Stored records
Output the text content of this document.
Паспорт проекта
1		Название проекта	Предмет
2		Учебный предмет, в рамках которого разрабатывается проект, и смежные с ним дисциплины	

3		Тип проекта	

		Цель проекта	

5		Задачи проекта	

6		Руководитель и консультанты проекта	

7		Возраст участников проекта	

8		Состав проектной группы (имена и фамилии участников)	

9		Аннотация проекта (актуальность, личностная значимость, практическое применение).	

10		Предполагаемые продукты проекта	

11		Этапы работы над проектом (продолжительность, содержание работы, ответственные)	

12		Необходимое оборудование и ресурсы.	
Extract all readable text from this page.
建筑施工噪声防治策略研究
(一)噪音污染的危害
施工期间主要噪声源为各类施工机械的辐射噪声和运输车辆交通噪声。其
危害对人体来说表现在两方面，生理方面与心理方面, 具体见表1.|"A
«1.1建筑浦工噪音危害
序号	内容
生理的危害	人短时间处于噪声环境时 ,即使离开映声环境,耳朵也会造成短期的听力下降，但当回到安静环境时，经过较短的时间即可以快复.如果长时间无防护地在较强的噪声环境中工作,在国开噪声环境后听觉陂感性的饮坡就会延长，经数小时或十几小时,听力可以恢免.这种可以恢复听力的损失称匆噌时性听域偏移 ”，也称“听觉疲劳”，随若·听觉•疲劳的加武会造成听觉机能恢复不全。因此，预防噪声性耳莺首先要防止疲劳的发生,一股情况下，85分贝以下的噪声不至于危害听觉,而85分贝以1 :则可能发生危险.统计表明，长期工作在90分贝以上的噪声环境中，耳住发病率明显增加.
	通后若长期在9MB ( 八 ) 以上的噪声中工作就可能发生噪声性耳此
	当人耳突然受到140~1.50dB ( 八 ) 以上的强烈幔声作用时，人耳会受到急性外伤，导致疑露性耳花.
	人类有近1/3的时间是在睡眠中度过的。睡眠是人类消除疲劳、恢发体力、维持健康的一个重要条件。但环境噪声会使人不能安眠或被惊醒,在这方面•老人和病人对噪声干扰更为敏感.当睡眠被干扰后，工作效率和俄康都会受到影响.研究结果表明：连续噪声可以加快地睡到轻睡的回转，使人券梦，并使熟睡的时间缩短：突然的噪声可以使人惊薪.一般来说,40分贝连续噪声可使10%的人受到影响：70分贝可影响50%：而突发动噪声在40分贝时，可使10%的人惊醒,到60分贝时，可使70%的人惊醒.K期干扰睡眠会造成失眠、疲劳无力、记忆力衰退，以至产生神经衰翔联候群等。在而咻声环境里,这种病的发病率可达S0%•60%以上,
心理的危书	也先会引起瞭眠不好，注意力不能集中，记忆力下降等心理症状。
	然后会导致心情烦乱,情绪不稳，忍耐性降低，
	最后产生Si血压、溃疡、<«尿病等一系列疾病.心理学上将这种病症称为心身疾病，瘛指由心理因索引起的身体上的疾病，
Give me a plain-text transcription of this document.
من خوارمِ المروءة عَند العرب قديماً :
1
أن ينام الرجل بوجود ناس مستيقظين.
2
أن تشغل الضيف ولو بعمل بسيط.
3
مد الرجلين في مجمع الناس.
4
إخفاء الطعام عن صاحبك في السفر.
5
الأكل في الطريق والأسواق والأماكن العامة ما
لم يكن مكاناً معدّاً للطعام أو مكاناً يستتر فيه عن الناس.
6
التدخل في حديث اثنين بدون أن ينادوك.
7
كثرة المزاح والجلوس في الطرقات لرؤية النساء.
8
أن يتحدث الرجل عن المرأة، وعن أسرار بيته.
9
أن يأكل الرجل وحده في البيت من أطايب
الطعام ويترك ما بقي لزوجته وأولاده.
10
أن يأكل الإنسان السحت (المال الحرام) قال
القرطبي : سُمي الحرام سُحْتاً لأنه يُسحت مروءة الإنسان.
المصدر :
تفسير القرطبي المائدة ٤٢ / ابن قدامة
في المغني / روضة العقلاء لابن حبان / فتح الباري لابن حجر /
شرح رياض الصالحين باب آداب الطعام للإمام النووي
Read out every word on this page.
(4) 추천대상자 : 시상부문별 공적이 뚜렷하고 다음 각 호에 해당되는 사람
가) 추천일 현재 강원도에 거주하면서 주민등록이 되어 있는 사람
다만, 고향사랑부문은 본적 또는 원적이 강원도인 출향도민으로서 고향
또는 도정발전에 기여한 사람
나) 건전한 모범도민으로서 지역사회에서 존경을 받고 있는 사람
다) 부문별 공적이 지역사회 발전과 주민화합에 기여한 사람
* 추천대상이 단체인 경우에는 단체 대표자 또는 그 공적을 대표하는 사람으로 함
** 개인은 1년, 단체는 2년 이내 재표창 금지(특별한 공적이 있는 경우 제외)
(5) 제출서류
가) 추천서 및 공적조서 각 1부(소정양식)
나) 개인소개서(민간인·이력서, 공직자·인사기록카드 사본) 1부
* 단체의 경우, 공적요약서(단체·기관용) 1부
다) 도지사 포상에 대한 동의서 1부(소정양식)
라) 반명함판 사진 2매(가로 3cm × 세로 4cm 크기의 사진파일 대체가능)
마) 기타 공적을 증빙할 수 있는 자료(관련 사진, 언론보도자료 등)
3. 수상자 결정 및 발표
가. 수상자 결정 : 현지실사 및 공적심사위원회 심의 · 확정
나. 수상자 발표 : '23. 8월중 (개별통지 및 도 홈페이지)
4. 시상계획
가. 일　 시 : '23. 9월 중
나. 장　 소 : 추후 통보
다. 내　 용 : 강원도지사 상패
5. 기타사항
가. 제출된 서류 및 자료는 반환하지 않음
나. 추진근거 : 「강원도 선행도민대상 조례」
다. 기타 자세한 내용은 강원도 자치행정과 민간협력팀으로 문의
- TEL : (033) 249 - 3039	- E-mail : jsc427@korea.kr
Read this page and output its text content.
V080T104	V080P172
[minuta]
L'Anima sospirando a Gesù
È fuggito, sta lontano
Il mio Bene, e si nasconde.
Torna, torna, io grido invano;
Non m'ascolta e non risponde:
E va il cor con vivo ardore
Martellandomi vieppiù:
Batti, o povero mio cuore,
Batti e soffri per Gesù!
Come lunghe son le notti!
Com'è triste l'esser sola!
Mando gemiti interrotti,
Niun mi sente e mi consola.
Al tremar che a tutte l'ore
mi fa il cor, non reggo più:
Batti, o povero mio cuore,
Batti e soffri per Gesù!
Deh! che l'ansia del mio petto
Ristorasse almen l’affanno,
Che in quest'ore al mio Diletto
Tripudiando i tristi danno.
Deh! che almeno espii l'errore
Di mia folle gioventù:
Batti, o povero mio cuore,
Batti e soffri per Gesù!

* [Stated exercise] Every line of the records above needs to be given again exactly.

* [Final result]
Output the text content of this document.
Паспорт проекта
1		Название проекта	Предмет
2		Учебный предмет, в рамках которого разрабатывается проект, и смежные с ним дисциплины	

3		Тип проекта	

		Цель проекта	

5		Задачи проекта	

6		Руководитель и консультанты проекта	

7		Возраст участников проекта	

8		Состав проектной группы (имена и фамилии участников)	

9		Аннотация проекта (актуальность, личностная значимость, практическое применение).	

10		Предполагаемые продукты проекта	

11		Этапы работы над проектом (продолжительность, содержание работы, ответственные)	

12		Необходимое оборудование и ресурсы.	
Extract all readable text from this page.
建筑施工噪声防治策略研究
(一)噪音污染的危害
施工期间主要噪声源为各类施工机械的辐射噪声和运输车辆交通噪声。其
危害对人体来说表现在两方面，生理方面与心理方面, 具体见表1.|"A
«1.1建筑浦工噪音危害
序号	内容
生理的危害	人短时间处于噪声环境时 ,即使离开映声环境,耳朵也会造成短期的听力下降，但当回到安静环境时，经过较短的时间即可以快复.如果长时间无防护地在较强的噪声环境中工作,在国开噪声环境后听觉陂感性的饮坡就会延长，经数小时或十几小时,听力可以恢免.这种可以恢复听力的损失称匆噌时性听域偏移 ”，也称“听觉疲劳”，随若·听觉•疲劳的加武会造成听觉机能恢复不全。因此，预防噪声性耳莺首先要防止疲劳的发生,一股情况下，85分贝以下的噪声不至于危害听觉,而85分贝以1 :则可能发生危险.统计表明，长期工作在90分贝以上的噪声环境中，耳住发病率明显增加.
	通后若长期在9MB ( 八 ) 以上的噪声中工作就可能发生噪声性耳此
	当人耳突然受到140~1.50dB ( 八 ) 以上的强烈幔声作用时，人耳会受到急性外伤，导致疑露性耳花.
	人类有近1/3的时间是在睡眠中度过的。睡眠是人类消除疲劳、恢发体力、维持健康的一个重要条件。但环境噪声会使人不能安眠或被惊醒,在这方面•老人和病人对噪声干扰更为敏感.当睡眠被干扰后，工作效率和俄康都会受到影响.研究结果表明：连续噪声可以加快地睡到轻睡的回转，使人券梦，并使熟睡的时间缩短：突然的噪声可以使人惊薪.一般来说,40分贝连续噪声可使10%的人受到影响：70分贝可影响50%：而突发动噪声在40分贝时，可使10%的人惊醒,到60分贝时，可使70%的人惊醒.K期干扰睡眠会造成失眠、疲劳无力、记忆力衰退，以至产生神经衰翔联候群等。在而咻声环境里,这种病的发病率可达S0%•60%以上,
心理的危书	也先会引起瞭眠不好，注意力不能集中，记忆力下降等心理症状。
	然后会导致心情烦乱,情绪不稳，忍耐性降低，
	最后产生Si血压、溃疡、<«尿病等一系列疾病.心理学上将这种病症称为心身疾病，瘛指由心理因索引起的身体上的疾病，
Give me a plain-text transcription of this document.
من خوارمِ المروءة عَند العرب قديماً :
1
أن ينام الرجل بوجود ناس مستيقظين.
2
أن تشغل الضيف ولو بعمل بسيط.
3
مد الرجلين في مجمع الناس.
4
إخفاء الطعام عن صاحبك في السفر.
5
الأكل في الطريق والأسواق والأماكن العامة ما
لم يكن مكاناً معدّاً للطعام أو مكاناً يستتر فيه عن الناس.
6
التدخل في حديث اثنين بدون أن ينادوك.
7
كثرة المزاح والجلوس في الطرقات لرؤية النساء.
8
أن يتحدث الرجل عن المرأة، وعن أسرار بيته.
9
أن يأكل الرجل وحده في البيت من أطايب
الطعام ويترك ما بقي لزوجته وأولاده.
10
أن يأكل الإنسان السحت (المال الحرام) قال
القرطبي : سُمي الحرام سُحْتاً لأنه يُسحت مروءة الإنسان.
المصدر :
تفسير القرطبي المائدة ٤٢ / ابن قدامة
في المغني / روضة العقلاء لابن حبان / فتح الباري لابن حجر /
شرح رياض الصالحين باب آداب الطعام للإمام النووي
Read out every word on this page.
(4) 추천대상자 : 시상부문별 공적이 뚜렷하고 다음 각 호에 해당되는 사람
가) 추천일 현재 강원도에 거주하면서 주민등록이 되어 있는 사람
다만, 고향사랑부문은 본적 또는 원적이 강원도인 출향도민으로서 고향
또는 도정발전에 기여한 사람
나) 건전한 모범도민으로서 지역사회에서 존경을 받고 있는 사람
다) 부문별 공적이 지역사회 발전과 주민화합에 기여한 사람
* 추천대상이 단체인 경우에는 단체 대표자 또는 그 공적을 대표하는 사람으로 함
** 개인은 1년, 단체는 2년 이내 재표창 금지(특별한 공적이 있는 경우 제외)
(5) 제출서류
가) 추천서 및 공적조서 각 1부(소정양식)
나) 개인소개서(민간인·이력서, 공직자·인사기록카드 사본) 1부
* 단체의 경우, 공적요약서(단체·기관용) 1부
다) 도지사 포상에 대한 동의서 1부(소정양식)
라) 반명함판 사진 2매(가로 3cm × 세로 4cm 크기의 사진파일 대체가능)
마) 기타 공적을 증빙할 수 있는 자료(관련 사진, 언론보도자료 등)
3. 수상자 결정 및 발표
가. 수상자 결정 : 현지실사 및 공적심사위원회 심의 · 확정
나. 수상자 발표 : '23. 8월중 (개별통지 및 도 홈페이지)
4. 시상계획
가. 일　 시 : '23. 9월 중
나. 장　 소 : 추후 통보
다. 내　 용 : 강원도지사 상패
5. 기타사항
가. 제출된 서류 및 자료는 반환하지 않음
나. 추진근거 : 「강원도 선행도민대상 조례」
다. 기타 자세한 내용은 강원도 자치행정과 민간협력팀으로 문의
- TEL : (033) 249 - 3039	- E-mail : jsc427@korea.kr
Read this page and output its text content.
V080T104	V080P172
[minuta]
L'Anima sospirando a Gesù
È fuggito, sta lontano
Il mio Bene, e si nasconde.
Torna, torna, io grido invano;
Non m'ascolta e non risponde:
E va il cor con vivo ardore
Martellandomi vieppiù:
Batti, o povero mio cuore,
Batti e soffri per Gesù!
Come lunghe son le notti!
Com'è triste l'esser sola!
Mando gemiti interrotti,
Niun mi sente e mi consola.
Al tremar che a tutte l'ore
mi fa il cor, non reggo più:
Batti, o povero mio cuore,
Batti e soffri per Gesù!
Deh! che l'ansia del mio petto
Ristorasse almen l’affanno,
Che in quest'ore al mio Diletto
Tripudiando i tristi danno.
Deh! che almeno espii l'errore
Di mia folle gioventù:
Batti, o povero mio cuore,
Batti e soffri per Gesù!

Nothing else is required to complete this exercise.